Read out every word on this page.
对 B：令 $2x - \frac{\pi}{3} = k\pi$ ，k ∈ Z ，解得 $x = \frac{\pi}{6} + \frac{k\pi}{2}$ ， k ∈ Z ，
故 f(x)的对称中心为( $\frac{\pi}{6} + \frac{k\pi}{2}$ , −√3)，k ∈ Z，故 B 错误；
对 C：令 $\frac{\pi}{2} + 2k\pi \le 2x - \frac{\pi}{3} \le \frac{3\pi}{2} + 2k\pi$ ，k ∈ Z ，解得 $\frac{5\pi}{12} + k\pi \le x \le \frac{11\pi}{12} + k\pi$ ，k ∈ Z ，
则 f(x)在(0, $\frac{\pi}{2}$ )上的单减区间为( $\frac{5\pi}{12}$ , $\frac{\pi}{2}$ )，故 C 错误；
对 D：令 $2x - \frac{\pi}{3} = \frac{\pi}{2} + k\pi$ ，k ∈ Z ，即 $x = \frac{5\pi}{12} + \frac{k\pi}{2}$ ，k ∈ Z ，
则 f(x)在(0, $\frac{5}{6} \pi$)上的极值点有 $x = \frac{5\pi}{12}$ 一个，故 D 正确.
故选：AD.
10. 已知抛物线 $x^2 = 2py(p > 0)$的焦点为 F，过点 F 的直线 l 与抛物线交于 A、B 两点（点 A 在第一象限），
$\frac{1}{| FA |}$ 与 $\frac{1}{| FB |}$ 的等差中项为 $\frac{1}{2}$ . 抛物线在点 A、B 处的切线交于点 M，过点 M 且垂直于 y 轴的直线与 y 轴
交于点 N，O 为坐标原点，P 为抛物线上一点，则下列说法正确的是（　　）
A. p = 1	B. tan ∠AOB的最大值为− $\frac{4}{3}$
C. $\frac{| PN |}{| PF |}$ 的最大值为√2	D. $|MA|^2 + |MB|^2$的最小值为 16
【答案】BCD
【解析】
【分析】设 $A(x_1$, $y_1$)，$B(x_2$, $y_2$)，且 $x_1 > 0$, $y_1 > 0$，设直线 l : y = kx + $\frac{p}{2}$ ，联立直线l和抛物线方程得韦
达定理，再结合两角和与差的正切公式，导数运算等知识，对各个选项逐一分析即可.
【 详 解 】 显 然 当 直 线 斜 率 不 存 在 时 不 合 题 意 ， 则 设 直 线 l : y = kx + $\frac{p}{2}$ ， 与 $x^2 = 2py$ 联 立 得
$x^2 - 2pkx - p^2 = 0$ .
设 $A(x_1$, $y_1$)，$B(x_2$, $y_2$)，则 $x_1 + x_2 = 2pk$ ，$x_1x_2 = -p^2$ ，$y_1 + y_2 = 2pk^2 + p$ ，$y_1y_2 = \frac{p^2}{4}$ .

-.-.-

**Task details:** Word for word, quote all of the data above.

**The answer:**
Read out every word on this page.
对 B：令 $2x - \frac{\pi}{3} = k\pi$ ，k ∈ Z ，解得 $x = \frac{\pi}{6} + \frac{k\pi}{2}$ ， k ∈ Z ，
故 f(x)的对称中心为( $\frac{\pi}{6} + \frac{k\pi}{2}$ , −√3)，k ∈ Z，故 B 错误；
对 C：令 $\frac{\pi}{2} + 2k\pi \le 2x - \frac{\pi}{3} \le \frac{3\pi}{2} + 2k\pi$ ，k ∈ Z ，解得 $\frac{5\pi}{12} + k\pi \le x \le \frac{11\pi}{12} + k\pi$ ，k ∈ Z ，
则 f(x)在(0, $\frac{\pi}{2}$ )上的单减区间为( $\frac{5\pi}{12}$ , $\frac{\pi}{2}$ )，故 C 错误；
对 D：令 $2x - \frac{\pi}{3} = \frac{\pi}{2} + k\pi$ ，k ∈ Z ，即 $x = \frac{5\pi}{12} + \frac{k\pi}{2}$ ，k ∈ Z ，
则 f(x)在(0, $\frac{5}{6} \pi$)上的极值点有 $x = \frac{5\pi}{12}$ 一个，故 D 正确.
故选：AD.
10. 已知抛物线 $x^2 = 2py(p > 0)$的焦点为 F，过点 F 的直线 l 与抛物线交于 A、B 两点（点 A 在第一象限），
$\frac{1}{| FA |}$ 与 $\frac{1}{| FB |}$ 的等差中项为 $\frac{1}{2}$ . 抛物线在点 A、B 处的切线交于点 M，过点 M 且垂直于 y 轴的直线与 y 轴
交于点 N，O 为坐标原点，P 为抛物线上一点，则下列说法正确的是（　　）
A. p = 1	B. tan ∠AOB的最大值为− $\frac{4}{3}$
C. $\frac{| PN |}{| PF |}$ 的最大值为√2	D. $|MA|^2 + |MB|^2$的最小值为 16
【答案】BCD
【解析】
【分析】设 $A(x_1$, $y_1$)，$B(x_2$, $y_2$)，且 $x_1 > 0$, $y_1 > 0$，设直线 l : y = kx + $\frac{p}{2}$ ，联立直线l和抛物线方程得韦
达定理，再结合两角和与差的正切公式，导数运算等知识，对各个选项逐一分析即可.
【 详 解 】 显 然 当 直 线 斜 率 不 存 在 时 不 合 题 意 ， 则 设 直 线 l : y = kx + $\frac{p}{2}$ ， 与 $x^2 = 2py$ 联 立 得
$x^2 - 2pkx - p^2 = 0$ .
设 $A(x_1$, $y_1$)，$B(x_2$, $y_2$)，则 $x_1 + x_2 = 2pk$ ，$x_1x_2 = -p^2$ ，$y_1 + y_2 = 2pk^2 + p$ ，$y_1y_2 = \frac{p^2}{4}$ .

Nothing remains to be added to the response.